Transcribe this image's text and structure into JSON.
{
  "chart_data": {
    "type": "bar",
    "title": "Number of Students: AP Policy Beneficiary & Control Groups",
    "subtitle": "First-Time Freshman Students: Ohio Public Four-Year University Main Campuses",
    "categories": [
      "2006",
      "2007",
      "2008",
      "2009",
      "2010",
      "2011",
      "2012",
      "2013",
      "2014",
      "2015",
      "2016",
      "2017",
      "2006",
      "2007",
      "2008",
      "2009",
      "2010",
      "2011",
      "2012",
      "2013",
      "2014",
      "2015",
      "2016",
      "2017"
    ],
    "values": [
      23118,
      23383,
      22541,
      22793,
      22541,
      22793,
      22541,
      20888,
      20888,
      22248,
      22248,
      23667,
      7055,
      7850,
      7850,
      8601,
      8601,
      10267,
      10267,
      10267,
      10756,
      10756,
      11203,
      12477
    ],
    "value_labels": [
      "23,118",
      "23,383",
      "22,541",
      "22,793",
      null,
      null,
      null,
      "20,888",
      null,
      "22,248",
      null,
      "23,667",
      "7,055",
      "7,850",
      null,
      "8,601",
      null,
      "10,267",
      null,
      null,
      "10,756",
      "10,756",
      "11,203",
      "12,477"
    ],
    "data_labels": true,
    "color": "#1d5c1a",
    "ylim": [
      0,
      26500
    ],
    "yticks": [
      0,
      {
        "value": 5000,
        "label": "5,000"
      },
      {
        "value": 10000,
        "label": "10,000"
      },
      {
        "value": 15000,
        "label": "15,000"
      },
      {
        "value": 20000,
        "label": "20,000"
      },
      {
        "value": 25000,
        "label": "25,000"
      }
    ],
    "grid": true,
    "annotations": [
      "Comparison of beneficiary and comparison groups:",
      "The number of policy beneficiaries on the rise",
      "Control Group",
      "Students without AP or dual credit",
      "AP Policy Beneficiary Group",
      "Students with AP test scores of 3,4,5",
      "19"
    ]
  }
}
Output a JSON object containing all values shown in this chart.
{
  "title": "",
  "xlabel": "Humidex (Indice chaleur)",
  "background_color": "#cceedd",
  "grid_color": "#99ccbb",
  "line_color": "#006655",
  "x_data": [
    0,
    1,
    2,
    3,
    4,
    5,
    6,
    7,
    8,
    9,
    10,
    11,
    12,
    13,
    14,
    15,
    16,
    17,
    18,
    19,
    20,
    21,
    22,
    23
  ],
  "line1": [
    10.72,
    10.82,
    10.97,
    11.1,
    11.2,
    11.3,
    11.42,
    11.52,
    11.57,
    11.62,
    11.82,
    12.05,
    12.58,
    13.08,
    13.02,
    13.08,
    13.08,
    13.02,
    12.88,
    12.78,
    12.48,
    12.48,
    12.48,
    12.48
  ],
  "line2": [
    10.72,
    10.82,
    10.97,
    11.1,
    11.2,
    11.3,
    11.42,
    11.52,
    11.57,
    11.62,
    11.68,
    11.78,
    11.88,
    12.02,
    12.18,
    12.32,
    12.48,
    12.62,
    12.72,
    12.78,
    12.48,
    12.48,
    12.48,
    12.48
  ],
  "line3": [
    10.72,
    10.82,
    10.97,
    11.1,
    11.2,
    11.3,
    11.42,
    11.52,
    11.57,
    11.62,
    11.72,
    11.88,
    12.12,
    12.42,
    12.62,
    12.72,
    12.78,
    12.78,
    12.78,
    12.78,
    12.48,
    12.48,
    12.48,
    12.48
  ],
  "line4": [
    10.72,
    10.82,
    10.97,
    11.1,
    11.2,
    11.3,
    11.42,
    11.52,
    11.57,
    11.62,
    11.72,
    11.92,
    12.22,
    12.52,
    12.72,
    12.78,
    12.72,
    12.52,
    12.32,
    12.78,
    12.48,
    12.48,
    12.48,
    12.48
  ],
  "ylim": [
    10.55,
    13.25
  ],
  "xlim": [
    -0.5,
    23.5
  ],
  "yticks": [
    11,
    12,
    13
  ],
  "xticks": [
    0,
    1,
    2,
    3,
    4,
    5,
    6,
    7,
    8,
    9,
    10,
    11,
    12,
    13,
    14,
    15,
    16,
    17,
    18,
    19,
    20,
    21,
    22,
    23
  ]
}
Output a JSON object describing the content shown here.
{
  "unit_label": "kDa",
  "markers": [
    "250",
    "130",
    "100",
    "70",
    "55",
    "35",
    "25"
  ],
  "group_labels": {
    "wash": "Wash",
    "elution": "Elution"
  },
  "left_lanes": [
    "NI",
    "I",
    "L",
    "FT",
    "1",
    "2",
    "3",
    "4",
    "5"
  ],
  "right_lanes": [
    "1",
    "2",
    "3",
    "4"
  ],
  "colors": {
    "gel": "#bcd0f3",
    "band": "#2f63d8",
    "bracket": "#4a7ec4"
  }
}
········
Problem requirements:
Pull out every line of the records above that contains the word "Students".

The output:
    "title": "Number of Students: AP Policy Beneficiary & Control Groups",
    "subtitle": "First-Time Freshman Students: Ohio Public Four-Year University Main Campuses",
      "Students without AP or dual credit",
      "Students with AP test scores of 3,4,5",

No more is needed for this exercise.